• EXERCISE BRIEF: Set out each line from the following listing that includes the word "color".

----------------

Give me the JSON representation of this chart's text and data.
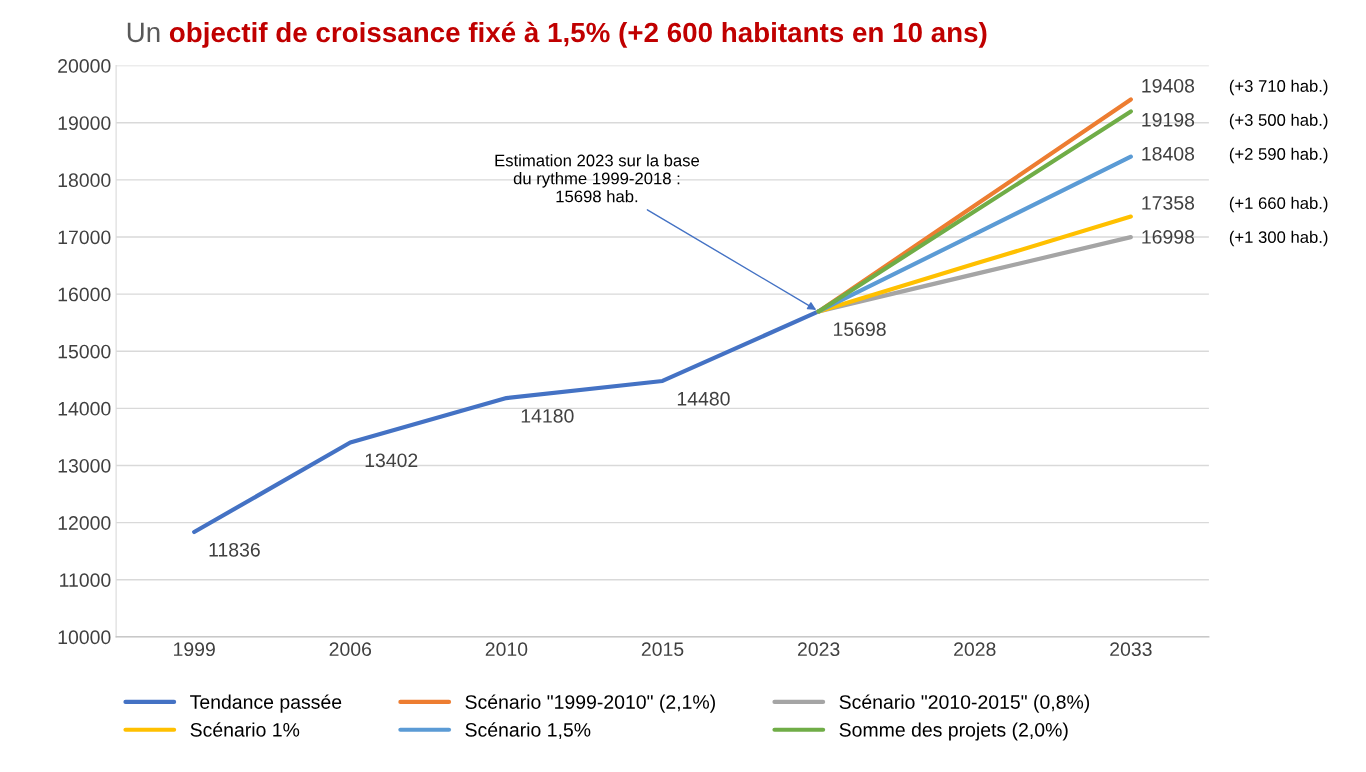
{
  "chart_data": {
    "type": "line",
    "title": "Un objectif de croissance fixé à 1,5% (+2 600 habitants en 10 ans)",
    "categories": [
      "1999",
      "2006",
      "2010",
      "2015",
      "2023",
      "2028",
      "2033"
    ],
    "series": [
      {
        "name": "Tendance passée",
        "color": "#4472c4",
        "values": [
          11836,
          13402,
          14180,
          14480,
          15698,
          null,
          null
        ],
        "value_labels": [
          "11836",
          "13402",
          "14180",
          "14480",
          "15698",
          null,
          null
        ]
      },
      {
        "name": "Scénario \"1999-2010\" (2,1%)",
        "color": "#ed7d31",
        "values": [
          null,
          null,
          null,
          null,
          15698,
          17550,
          19408
        ],
        "value_labels": [
          null,
          null,
          null,
          null,
          null,
          null,
          "19408"
        ]
      },
      {
        "name": "Scénario \"2010-2015\" (0,8%)",
        "color": "#a5a5a5",
        "values": [
          null,
          null,
          null,
          null,
          15698,
          16350,
          16998
        ],
        "value_labels": [
          null,
          null,
          null,
          null,
          null,
          null,
          "16998"
        ]
      },
      {
        "name": "Scénario 1%",
        "color": "#ffc000",
        "values": [
          null,
          null,
          null,
          null,
          15698,
          16530,
          17358
        ],
        "value_labels": [
          null,
          null,
          null,
          null,
          null,
          null,
          "17358"
        ]
      },
      {
        "name": "Scénario 1,5%",
        "color": "#5b9bd5",
        "values": [
          null,
          null,
          null,
          null,
          15698,
          17050,
          18408
        ],
        "value_labels": [
          null,
          null,
          null,
          null,
          null,
          null,
          "18408"
        ]
      },
      {
        "name": "Somme des projets (2,0%)",
        "color": "#70ad47",
        "values": [
          null,
          null,
          null,
          null,
          15698,
          17450,
          19198
        ],
        "value_labels": [
          null,
          null,
          null,
          null,
          null,
          null,
          "19198"
        ]
      }
    ],
    "ylim": [
      10000,
      20000
    ],
    "yticks": [
      10000,
      11000,
      12000,
      13000,
      14000,
      15000,
      16000,
      17000,
      18000,
      19000,
      20000
    ],
    "grid": "y",
    "legend": "bottom",
    "marker": "none",
    "line_style": "solid",
    "annotations": [
      {
        "text": "Estimation 2023 sur la base\ndu rythme 1999-2018 :\n15698 hab.",
        "x": "2023",
        "y": 15698
      },
      "(+3 710 hab.)",
      "(+3 500 hab.)",
      "(+2 590 hab.)",
      "(+1 660 hab.)",
      "(+1 300 hab.)"
    ]
  }
}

----------------

• ANSWER FOR THE TASK:
        "color": "#4472c4",
        "color": "#ed7d31",
        "color": "#a5a5a5",
        "color": "#ffc000",
        "color": "#5b9bd5",
        "color": "#70ad47",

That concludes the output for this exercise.